* What you will do: Draw out every line with the word "电子测量仪器" from the listing below.

* Entries supplied:
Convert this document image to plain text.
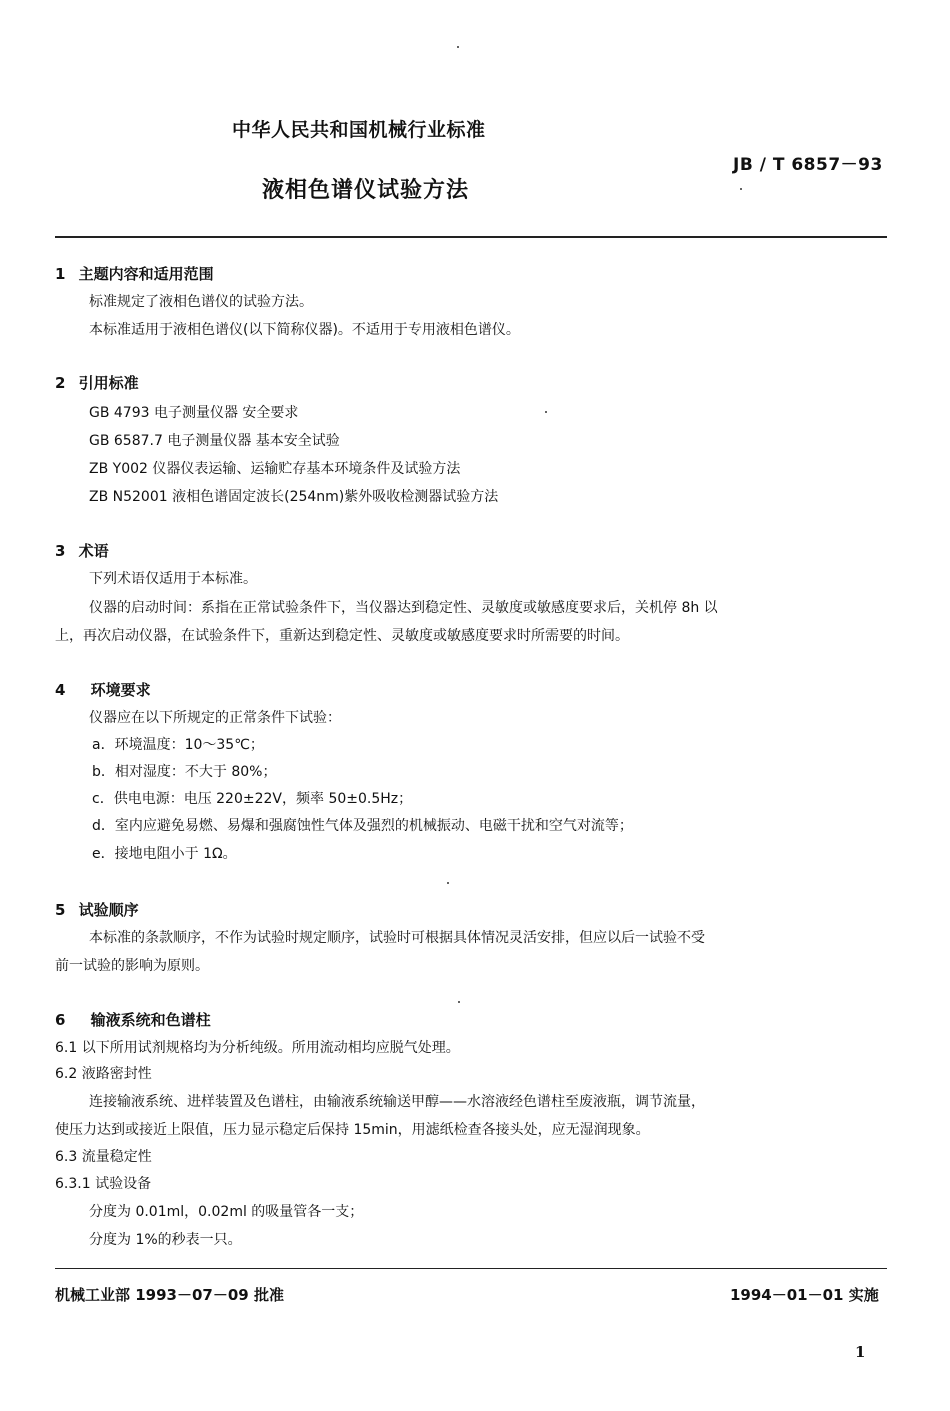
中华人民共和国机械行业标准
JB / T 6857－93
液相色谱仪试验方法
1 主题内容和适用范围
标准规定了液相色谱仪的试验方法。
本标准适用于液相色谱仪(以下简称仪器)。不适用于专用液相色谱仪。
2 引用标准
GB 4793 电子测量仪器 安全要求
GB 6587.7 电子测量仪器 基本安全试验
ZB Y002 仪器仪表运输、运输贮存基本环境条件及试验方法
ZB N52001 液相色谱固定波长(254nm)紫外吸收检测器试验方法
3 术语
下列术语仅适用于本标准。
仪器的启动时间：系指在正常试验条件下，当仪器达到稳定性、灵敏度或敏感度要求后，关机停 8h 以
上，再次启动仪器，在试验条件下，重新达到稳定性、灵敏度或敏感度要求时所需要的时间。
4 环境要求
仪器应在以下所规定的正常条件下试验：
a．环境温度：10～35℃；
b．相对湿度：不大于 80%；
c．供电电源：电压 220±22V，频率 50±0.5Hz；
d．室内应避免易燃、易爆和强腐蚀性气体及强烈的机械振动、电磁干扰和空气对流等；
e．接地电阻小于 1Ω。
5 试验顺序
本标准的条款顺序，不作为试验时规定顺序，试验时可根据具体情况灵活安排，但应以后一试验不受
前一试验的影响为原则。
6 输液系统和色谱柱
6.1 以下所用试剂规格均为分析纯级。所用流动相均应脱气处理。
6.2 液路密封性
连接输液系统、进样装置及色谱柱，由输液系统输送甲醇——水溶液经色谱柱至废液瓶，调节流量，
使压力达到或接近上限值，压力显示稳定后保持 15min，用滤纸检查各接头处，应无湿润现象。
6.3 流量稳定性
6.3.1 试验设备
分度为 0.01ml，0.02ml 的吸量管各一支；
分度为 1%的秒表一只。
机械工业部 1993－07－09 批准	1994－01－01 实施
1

---

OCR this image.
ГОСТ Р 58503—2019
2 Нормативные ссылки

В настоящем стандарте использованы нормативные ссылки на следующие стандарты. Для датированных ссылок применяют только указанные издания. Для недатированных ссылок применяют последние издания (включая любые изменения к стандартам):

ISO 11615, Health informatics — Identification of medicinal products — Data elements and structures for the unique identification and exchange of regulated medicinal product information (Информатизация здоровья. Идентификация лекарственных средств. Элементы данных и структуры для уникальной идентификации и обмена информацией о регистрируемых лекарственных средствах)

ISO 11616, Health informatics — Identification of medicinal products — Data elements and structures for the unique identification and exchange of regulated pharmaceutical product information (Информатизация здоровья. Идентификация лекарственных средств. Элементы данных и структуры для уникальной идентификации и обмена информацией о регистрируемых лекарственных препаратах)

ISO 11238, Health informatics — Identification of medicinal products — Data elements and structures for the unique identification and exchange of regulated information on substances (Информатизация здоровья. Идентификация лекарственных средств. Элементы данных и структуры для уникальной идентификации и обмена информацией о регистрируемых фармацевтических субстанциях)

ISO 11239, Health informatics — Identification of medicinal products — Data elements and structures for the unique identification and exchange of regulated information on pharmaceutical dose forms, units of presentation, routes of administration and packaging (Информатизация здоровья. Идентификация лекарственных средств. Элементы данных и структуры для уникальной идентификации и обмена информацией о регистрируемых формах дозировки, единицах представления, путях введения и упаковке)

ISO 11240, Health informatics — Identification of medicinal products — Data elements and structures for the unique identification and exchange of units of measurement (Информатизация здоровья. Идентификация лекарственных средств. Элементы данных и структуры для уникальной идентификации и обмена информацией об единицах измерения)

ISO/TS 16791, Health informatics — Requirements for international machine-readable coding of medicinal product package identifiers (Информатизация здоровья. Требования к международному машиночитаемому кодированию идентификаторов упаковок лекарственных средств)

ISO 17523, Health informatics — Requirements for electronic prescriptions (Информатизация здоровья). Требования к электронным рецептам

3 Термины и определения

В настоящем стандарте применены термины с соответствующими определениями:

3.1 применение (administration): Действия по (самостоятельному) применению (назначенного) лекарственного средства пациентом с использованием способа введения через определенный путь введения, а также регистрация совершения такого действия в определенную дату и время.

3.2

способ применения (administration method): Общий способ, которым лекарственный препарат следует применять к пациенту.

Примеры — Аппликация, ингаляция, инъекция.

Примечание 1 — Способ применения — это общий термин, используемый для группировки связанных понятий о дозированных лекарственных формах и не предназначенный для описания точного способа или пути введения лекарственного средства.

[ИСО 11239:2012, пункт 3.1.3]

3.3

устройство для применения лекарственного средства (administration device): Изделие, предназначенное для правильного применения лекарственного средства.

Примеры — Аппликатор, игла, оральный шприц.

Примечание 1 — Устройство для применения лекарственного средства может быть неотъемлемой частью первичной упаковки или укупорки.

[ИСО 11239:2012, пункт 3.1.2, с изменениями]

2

* Solution below:
GB 4793 电子测量仪器 安全要求
GB 6587.7 电子测量仪器 基本安全试验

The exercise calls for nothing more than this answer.